BEGIN ENTRIES SUPPLIED
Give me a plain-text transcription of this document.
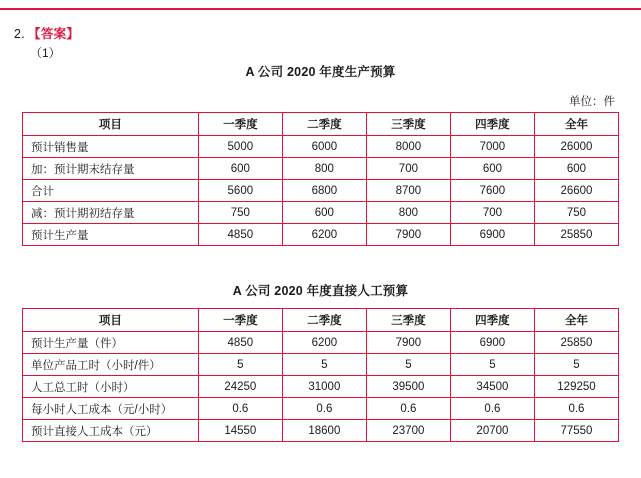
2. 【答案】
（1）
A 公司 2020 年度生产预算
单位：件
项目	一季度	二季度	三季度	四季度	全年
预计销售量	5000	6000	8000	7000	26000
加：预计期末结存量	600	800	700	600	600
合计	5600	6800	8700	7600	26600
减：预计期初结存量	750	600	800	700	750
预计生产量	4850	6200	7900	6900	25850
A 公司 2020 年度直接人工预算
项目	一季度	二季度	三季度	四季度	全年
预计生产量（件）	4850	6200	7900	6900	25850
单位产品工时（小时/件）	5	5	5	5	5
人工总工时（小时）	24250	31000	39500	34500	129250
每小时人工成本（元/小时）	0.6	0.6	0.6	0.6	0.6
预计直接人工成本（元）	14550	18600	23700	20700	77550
END ENTRIES SUPPLIED
(DESCRIPTION OF THE TASK) Set every line down exactly as written, leaving each picture out.

(COMPLETED TASK)
Give me a plain-text transcription of this document.
2. 【答案】
（1）
A 公司 2020 年度生产预算
单位：件
项目	一季度	二季度	三季度	四季度	全年
预计销售量	5000	6000	8000	7000	26000
加：预计期末结存量	600	800	700	600	600
合计	5600	6800	8700	7600	26600
减：预计期初结存量	750	600	800	700	750
预计生产量	4850	6200	7900	6900	25850
A 公司 2020 年度直接人工预算
项目	一季度	二季度	三季度	四季度	全年
预计生产量（件）	4850	6200	7900	6900	25850
单位产品工时（小时/件）	5	5	5	5	5
人工总工时（小时）	24250	31000	39500	34500	129250
每小时人工成本（元/小时）	0.6	0.6	0.6	0.6	0.6
预计直接人工成本（元）	14550	18600	23700	20700	77550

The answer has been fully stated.